● TASK REQUIREMENTS: Will you give the material below again, every line exactly as it is?

(Figure dataset records)
** Begin **
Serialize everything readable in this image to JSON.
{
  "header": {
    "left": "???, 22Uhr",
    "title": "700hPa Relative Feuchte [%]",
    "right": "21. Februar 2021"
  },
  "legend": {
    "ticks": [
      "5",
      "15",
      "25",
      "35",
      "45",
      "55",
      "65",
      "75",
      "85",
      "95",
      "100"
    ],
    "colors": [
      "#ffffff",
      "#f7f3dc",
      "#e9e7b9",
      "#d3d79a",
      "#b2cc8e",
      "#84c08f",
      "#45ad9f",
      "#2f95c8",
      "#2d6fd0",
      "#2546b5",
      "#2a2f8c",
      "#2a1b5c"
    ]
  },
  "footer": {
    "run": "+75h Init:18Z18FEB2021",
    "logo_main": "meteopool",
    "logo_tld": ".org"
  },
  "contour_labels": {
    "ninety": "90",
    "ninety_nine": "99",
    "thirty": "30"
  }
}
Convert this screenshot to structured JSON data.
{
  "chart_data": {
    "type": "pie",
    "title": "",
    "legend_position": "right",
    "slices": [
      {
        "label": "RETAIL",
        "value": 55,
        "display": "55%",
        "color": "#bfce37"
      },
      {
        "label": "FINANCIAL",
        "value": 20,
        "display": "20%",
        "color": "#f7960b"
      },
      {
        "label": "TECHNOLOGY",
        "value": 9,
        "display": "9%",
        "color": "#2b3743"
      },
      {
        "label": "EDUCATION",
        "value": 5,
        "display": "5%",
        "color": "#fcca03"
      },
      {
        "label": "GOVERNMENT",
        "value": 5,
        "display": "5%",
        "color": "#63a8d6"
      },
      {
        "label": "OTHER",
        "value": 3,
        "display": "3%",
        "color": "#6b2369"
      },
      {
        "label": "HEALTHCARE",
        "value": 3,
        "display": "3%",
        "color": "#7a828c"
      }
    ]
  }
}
** End **
● TASK RESULT:
Serialize everything readable in this image to JSON.
{
  "header": {
    "left": "???, 22Uhr",
    "title": "700hPa Relative Feuchte [%]",
    "right": "21. Februar 2021"
  },
  "legend": {
    "ticks": [
      "5",
      "15",
      "25",
      "35",
      "45",
      "55",
      "65",
      "75",
      "85",
      "95",
      "100"
    ],
    "colors": [
      "#ffffff",
      "#f7f3dc",
      "#e9e7b9",
      "#d3d79a",
      "#b2cc8e",
      "#84c08f",
      "#45ad9f",
      "#2f95c8",
      "#2d6fd0",
      "#2546b5",
      "#2a2f8c",
      "#2a1b5c"
    ]
  },
  "footer": {
    "run": "+75h Init:18Z18FEB2021",
    "logo_main": "meteopool",
    "logo_tld": ".org"
  },
  "contour_labels": {
    "ninety": "90",
    "ninety_nine": "99",
    "thirty": "30"
  }
}
Convert this screenshot to structured JSON data.
{
  "chart_data": {
    "type": "pie",
    "title": "",
    "legend_position": "right",
    "slices": [
      {
        "label": "RETAIL",
        "value": 55,
        "display": "55%",
        "color": "#bfce37"
      },
      {
        "label": "FINANCIAL",
        "value": 20,
        "display": "20%",
        "color": "#f7960b"
      },
      {
        "label": "TECHNOLOGY",
        "value": 9,
        "display": "9%",
        "color": "#2b3743"
      },
      {
        "label": "EDUCATION",
        "value": 5,
        "display": "5%",
        "color": "#fcca03"
      },
      {
        "label": "GOVERNMENT",
        "value": 5,
        "display": "5%",
        "color": "#63a8d6"
      },
      {
        "label": "OTHER",
        "value": 3,
        "display": "3%",
        "color": "#6b2369"
      },
      {
        "label": "HEALTHCARE",
        "value": 3,
        "display": "3%",
        "color": "#7a828c"
      }
    ]
  }
}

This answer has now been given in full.